Scan each line of the records for the word "kommer" and extract the ones that have it.

(Provided material):
========================

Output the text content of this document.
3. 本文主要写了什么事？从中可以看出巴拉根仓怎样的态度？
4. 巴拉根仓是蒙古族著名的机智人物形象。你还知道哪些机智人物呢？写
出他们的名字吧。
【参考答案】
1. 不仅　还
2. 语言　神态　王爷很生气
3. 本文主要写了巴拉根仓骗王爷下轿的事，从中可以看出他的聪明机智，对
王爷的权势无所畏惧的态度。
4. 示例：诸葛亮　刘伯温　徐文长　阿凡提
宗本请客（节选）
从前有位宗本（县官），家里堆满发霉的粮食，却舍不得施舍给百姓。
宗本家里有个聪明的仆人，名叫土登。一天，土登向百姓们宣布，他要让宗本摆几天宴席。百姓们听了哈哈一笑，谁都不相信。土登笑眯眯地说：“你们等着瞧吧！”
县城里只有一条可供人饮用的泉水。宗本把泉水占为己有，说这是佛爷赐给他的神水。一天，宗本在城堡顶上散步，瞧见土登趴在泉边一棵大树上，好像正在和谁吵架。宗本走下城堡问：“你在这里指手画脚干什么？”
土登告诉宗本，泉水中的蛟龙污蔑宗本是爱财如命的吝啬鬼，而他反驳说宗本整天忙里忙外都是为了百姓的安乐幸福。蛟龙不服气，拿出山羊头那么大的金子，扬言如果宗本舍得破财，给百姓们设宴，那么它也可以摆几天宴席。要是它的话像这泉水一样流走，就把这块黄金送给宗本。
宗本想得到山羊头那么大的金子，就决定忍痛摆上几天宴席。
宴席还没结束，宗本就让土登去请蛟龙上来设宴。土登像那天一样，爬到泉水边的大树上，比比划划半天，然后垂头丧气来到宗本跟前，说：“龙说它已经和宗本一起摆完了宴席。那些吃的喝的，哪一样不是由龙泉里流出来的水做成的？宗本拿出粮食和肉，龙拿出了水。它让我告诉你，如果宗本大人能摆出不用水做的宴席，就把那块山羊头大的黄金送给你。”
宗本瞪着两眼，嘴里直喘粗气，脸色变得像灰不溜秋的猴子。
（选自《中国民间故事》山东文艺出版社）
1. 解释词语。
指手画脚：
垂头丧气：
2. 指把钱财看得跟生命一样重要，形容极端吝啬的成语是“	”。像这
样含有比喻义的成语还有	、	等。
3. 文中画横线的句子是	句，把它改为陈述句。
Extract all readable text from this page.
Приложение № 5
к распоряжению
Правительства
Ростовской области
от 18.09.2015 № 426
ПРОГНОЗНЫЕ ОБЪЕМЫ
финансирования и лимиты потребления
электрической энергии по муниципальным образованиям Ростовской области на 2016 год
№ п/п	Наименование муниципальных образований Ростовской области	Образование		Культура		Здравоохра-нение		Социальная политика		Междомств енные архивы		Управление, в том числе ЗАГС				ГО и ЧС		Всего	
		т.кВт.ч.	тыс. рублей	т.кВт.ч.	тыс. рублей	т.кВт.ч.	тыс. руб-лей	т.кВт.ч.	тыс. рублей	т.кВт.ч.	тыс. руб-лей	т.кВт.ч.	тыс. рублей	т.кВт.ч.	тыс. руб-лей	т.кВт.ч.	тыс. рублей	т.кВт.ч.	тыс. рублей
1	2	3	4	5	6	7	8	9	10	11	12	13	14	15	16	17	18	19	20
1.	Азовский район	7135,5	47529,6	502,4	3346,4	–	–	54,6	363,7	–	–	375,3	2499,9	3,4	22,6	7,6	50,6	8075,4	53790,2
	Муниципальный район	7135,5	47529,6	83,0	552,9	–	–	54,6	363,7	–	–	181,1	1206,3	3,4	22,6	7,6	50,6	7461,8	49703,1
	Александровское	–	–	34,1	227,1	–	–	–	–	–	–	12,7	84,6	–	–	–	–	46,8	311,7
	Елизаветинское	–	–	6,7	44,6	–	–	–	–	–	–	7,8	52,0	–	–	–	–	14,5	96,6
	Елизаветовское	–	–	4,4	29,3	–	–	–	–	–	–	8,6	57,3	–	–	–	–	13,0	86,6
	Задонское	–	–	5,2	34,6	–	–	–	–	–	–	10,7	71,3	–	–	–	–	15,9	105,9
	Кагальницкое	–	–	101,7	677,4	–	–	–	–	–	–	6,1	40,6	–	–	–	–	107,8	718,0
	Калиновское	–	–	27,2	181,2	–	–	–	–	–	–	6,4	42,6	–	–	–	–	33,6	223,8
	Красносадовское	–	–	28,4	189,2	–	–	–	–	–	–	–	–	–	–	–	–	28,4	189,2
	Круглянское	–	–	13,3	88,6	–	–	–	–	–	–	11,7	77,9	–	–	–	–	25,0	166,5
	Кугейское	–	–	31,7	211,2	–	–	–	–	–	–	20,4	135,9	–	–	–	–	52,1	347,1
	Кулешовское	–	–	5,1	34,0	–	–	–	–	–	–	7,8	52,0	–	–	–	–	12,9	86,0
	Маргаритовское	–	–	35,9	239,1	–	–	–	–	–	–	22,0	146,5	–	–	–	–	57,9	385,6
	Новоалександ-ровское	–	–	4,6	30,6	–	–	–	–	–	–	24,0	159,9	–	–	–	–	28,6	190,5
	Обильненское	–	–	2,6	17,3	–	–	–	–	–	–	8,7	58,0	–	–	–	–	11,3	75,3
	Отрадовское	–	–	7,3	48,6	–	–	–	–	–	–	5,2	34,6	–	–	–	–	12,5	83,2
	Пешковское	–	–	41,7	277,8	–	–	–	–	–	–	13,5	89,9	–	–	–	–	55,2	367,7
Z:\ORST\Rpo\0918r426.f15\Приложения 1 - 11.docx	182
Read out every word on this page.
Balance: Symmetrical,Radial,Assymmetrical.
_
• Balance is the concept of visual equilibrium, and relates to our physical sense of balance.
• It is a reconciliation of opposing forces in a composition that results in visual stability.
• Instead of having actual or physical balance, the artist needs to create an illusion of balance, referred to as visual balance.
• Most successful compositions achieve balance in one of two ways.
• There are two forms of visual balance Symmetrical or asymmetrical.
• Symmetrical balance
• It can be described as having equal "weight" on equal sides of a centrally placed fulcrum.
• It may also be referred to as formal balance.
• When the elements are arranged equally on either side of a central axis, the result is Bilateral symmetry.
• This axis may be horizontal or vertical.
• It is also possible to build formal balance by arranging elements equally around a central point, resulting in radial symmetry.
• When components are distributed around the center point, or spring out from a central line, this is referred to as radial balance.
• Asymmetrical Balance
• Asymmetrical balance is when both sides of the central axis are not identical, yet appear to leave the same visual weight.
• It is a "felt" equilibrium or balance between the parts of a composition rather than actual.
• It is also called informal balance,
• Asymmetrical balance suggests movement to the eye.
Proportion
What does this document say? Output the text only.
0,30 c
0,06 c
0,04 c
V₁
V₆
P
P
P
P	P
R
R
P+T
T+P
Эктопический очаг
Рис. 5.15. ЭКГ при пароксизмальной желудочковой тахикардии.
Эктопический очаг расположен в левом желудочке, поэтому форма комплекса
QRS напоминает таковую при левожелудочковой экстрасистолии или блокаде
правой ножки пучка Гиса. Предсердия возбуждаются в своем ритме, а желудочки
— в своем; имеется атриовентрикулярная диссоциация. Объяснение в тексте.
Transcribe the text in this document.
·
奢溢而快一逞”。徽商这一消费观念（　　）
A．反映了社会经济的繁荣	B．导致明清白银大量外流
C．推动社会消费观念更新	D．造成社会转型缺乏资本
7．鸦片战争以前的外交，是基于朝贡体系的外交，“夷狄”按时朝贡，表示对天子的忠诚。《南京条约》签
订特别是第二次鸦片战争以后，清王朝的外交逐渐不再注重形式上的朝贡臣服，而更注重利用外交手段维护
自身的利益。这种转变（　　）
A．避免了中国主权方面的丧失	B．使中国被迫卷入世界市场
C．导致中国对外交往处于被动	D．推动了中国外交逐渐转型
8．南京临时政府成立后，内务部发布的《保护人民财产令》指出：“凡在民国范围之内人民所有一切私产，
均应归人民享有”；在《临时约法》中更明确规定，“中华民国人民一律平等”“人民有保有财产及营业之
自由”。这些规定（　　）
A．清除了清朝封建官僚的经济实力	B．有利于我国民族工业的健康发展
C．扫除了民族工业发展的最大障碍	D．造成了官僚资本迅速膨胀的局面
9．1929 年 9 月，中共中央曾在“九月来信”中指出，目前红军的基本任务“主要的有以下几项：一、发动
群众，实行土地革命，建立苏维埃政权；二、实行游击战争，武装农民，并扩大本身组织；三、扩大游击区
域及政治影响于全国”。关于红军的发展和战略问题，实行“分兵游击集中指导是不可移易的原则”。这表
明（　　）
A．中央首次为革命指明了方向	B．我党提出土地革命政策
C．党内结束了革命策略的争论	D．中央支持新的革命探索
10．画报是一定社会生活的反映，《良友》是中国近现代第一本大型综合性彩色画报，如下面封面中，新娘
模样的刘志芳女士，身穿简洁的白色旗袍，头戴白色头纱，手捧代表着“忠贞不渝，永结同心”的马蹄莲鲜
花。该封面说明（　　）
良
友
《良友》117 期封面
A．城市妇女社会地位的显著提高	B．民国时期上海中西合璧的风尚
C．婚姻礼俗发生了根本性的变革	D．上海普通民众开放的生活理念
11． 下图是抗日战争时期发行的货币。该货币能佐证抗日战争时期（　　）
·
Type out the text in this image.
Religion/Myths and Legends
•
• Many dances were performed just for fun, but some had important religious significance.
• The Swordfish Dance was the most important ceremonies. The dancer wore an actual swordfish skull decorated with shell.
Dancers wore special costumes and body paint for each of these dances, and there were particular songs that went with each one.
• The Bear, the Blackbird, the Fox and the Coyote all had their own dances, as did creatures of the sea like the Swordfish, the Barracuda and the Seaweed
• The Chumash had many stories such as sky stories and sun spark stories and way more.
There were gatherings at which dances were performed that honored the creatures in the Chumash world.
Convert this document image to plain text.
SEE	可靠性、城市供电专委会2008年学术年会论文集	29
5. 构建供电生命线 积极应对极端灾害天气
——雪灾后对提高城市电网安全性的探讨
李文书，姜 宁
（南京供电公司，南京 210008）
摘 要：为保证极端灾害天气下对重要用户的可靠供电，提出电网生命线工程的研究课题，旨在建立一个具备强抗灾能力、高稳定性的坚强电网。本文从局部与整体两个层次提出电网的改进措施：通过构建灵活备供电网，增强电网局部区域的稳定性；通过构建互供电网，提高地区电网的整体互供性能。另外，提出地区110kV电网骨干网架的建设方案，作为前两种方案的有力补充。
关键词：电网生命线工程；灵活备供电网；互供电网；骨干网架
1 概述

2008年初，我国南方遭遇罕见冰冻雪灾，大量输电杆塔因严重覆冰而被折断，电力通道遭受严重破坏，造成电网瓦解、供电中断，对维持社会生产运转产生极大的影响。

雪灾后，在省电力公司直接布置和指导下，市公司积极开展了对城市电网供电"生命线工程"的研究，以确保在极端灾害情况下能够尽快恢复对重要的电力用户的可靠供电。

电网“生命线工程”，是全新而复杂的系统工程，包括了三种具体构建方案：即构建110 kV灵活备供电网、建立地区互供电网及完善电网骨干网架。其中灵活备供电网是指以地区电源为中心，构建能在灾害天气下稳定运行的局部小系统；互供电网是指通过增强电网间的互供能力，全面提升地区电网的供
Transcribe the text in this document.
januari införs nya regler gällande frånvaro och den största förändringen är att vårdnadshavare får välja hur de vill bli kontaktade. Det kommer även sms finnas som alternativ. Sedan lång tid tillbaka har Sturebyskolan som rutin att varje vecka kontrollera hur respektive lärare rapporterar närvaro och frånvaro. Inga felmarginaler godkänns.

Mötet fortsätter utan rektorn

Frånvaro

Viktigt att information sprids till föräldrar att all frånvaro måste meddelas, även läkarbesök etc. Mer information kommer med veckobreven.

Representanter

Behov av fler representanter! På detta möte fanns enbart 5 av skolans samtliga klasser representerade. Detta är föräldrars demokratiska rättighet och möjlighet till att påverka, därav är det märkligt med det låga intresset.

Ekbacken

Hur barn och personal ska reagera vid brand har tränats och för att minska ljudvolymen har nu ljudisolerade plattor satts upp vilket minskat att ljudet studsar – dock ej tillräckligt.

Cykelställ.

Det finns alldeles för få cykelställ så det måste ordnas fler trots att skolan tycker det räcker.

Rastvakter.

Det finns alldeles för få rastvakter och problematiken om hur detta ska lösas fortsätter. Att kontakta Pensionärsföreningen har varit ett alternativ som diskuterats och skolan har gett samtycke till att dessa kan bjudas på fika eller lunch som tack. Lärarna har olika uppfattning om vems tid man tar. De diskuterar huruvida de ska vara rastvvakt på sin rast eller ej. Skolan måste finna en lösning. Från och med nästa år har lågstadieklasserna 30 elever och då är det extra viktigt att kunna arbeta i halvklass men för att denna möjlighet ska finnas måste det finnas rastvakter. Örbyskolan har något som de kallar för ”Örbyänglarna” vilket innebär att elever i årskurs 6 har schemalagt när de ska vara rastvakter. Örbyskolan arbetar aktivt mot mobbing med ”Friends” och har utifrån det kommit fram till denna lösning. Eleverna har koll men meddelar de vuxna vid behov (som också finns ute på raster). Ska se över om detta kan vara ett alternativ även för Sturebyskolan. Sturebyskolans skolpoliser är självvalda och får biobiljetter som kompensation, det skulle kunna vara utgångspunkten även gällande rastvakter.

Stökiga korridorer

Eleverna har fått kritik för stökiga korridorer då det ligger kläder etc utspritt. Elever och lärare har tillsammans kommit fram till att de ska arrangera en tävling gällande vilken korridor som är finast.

========================

(Finished task):
januari införs nya regler gällande frånvaro och den största förändringen är att vårdnadshavare får välja hur de vill bli kontaktade. Det kommer även sms finnas som alternativ. Sedan lång tid tillbaka har Sturebyskolan som rutin att varje vecka kontrollera hur respektive lärare rapporterar närvaro och frånvaro. Inga felmarginaler godkänns.
Viktigt att information sprids till föräldrar att all frånvaro måste meddelas, även läkarbesök etc. Mer information kommer med veckobreven.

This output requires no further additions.